Exercise requirements:
Everything in the listing should be restated word for word.

Dataset excerpts:

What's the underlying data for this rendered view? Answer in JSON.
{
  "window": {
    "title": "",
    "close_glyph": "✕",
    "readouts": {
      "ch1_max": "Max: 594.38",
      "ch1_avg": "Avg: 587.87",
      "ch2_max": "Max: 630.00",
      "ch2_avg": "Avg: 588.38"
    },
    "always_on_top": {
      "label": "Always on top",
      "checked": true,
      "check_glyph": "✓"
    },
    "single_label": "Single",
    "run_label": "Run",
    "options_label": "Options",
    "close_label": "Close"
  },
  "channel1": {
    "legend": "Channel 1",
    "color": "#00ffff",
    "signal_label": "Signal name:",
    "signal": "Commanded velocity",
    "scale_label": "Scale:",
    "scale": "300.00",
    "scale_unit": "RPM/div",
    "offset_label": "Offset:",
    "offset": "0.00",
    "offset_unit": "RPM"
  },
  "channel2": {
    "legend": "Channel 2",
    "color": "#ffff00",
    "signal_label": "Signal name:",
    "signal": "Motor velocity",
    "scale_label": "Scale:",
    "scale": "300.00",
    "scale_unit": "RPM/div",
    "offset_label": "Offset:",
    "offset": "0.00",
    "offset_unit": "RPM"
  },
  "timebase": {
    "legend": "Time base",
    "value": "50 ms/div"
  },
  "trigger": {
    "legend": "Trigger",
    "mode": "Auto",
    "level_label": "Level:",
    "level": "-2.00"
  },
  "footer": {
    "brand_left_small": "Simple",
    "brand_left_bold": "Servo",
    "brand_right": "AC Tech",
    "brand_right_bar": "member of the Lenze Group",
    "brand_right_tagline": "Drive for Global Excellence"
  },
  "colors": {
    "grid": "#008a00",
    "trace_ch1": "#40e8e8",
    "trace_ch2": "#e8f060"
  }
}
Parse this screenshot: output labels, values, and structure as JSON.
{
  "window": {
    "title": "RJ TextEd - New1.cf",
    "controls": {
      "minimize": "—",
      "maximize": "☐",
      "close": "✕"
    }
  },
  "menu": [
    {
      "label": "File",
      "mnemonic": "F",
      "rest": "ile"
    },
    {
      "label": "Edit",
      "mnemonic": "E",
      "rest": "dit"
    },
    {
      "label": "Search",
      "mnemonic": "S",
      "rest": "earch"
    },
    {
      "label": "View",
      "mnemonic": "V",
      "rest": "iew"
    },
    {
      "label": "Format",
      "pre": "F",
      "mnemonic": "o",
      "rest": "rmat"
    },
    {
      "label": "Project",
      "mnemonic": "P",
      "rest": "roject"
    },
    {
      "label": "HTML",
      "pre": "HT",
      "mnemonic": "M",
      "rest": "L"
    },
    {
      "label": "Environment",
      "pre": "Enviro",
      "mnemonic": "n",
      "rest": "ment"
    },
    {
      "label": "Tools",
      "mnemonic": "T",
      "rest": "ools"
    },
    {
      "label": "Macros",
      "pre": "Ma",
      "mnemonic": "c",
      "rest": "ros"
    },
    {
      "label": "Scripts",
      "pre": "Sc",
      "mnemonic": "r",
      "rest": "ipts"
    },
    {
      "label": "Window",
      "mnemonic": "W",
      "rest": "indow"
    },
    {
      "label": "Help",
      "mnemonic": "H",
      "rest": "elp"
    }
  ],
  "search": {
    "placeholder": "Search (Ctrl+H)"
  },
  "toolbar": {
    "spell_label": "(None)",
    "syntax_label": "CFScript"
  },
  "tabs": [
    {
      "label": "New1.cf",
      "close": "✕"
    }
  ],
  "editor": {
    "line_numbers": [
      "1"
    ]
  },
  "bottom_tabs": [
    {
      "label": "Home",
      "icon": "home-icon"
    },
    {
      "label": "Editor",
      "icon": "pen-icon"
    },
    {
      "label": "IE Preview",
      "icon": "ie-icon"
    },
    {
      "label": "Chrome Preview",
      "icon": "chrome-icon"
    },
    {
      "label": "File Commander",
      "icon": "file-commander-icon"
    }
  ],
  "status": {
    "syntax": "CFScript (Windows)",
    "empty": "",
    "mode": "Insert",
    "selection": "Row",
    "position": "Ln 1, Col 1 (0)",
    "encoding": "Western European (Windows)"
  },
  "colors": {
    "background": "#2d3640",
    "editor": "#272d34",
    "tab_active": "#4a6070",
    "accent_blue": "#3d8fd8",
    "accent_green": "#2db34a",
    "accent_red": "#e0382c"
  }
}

Right answer:
What's the underlying data for this rendered view? Answer in JSON.
{
  "window": {
    "title": "",
    "close_glyph": "✕",
    "readouts": {
      "ch1_max": "Max: 594.38",
      "ch1_avg": "Avg: 587.87",
      "ch2_max": "Max: 630.00",
      "ch2_avg": "Avg: 588.38"
    },
    "always_on_top": {
      "label": "Always on top",
      "checked": true,
      "check_glyph": "✓"
    },
    "single_label": "Single",
    "run_label": "Run",
    "options_label": "Options",
    "close_label": "Close"
  },
  "channel1": {
    "legend": "Channel 1",
    "color": "#00ffff",
    "signal_label": "Signal name:",
    "signal": "Commanded velocity",
    "scale_label": "Scale:",
    "scale": "300.00",
    "scale_unit": "RPM/div",
    "offset_label": "Offset:",
    "offset": "0.00",
    "offset_unit": "RPM"
  },
  "channel2": {
    "legend": "Channel 2",
    "color": "#ffff00",
    "signal_label": "Signal name:",
    "signal": "Motor velocity",
    "scale_label": "Scale:",
    "scale": "300.00",
    "scale_unit": "RPM/div",
    "offset_label": "Offset:",
    "offset": "0.00",
    "offset_unit": "RPM"
  },
  "timebase": {
    "legend": "Time base",
    "value": "50 ms/div"
  },
  "trigger": {
    "legend": "Trigger",
    "mode": "Auto",
    "level_label": "Level:",
    "level": "-2.00"
  },
  "footer": {
    "brand_left_small": "Simple",
    "brand_left_bold": "Servo",
    "brand_right": "AC Tech",
    "brand_right_bar": "member of the Lenze Group",
    "brand_right_tagline": "Drive for Global Excellence"
  },
  "colors": {
    "grid": "#008a00",
    "trace_ch1": "#40e8e8",
    "trace_ch2": "#e8f060"
  }
}
Parse this screenshot: output labels, values, and structure as JSON.
{
  "window": {
    "title": "RJ TextEd - New1.cf",
    "controls": {
      "minimize": "—",
      "maximize": "☐",
      "close": "✕"
    }
  },
  "menu": [
    {
      "label": "File",
      "mnemonic": "F",
      "rest": "ile"
    },
    {
      "label": "Edit",
      "mnemonic": "E",
      "rest": "dit"
    },
    {
      "label": "Search",
      "mnemonic": "S",
      "rest": "earch"
    },
    {
      "label": "View",
      "mnemonic": "V",
      "rest": "iew"
    },
    {
      "label": "Format",
      "pre": "F",
      "mnemonic": "o",
      "rest": "rmat"
    },
    {
      "label": "Project",
      "mnemonic": "P",
      "rest": "roject"
    },
    {
      "label": "HTML",
      "pre": "HT",
      "mnemonic": "M",
      "rest": "L"
    },
    {
      "label": "Environment",
      "pre": "Enviro",
      "mnemonic": "n",
      "rest": "ment"
    },
    {
      "label": "Tools",
      "mnemonic": "T",
      "rest": "ools"
    },
    {
      "label": "Macros",
      "pre": "Ma",
      "mnemonic": "c",
      "rest": "ros"
    },
    {
      "label": "Scripts",
      "pre": "Sc",
      "mnemonic": "r",
      "rest": "ipts"
    },
    {
      "label": "Window",
      "mnemonic": "W",
      "rest": "indow"
    },
    {
      "label": "Help",
      "mnemonic": "H",
      "rest": "elp"
    }
  ],
  "search": {
    "placeholder": "Search (Ctrl+H)"
  },
  "toolbar": {
    "spell_label": "(None)",
    "syntax_label": "CFScript"
  },
  "tabs": [
    {
      "label": "New1.cf",
      "close": "✕"
    }
  ],
  "editor": {
    "line_numbers": [
      "1"
    ]
  },
  "bottom_tabs": [
    {
      "label": "Home",
      "icon": "home-icon"
    },
    {
      "label": "Editor",
      "icon": "pen-icon"
    },
    {
      "label": "IE Preview",
      "icon": "ie-icon"
    },
    {
      "label": "Chrome Preview",
      "icon": "chrome-icon"
    },
    {
      "label": "File Commander",
      "icon": "file-commander-icon"
    }
  ],
  "status": {
    "syntax": "CFScript (Windows)",
    "empty": "",
    "mode": "Insert",
    "selection": "Row",
    "position": "Ln 1, Col 1 (0)",
    "encoding": "Western European (Windows)"
  },
  "colors": {
    "background": "#2d3640",
    "editor": "#272d34",
    "tab_active": "#4a6070",
    "accent_blue": "#3d8fd8",
    "accent_green": "#2db34a",
    "accent_red": "#e0382c"
  }
}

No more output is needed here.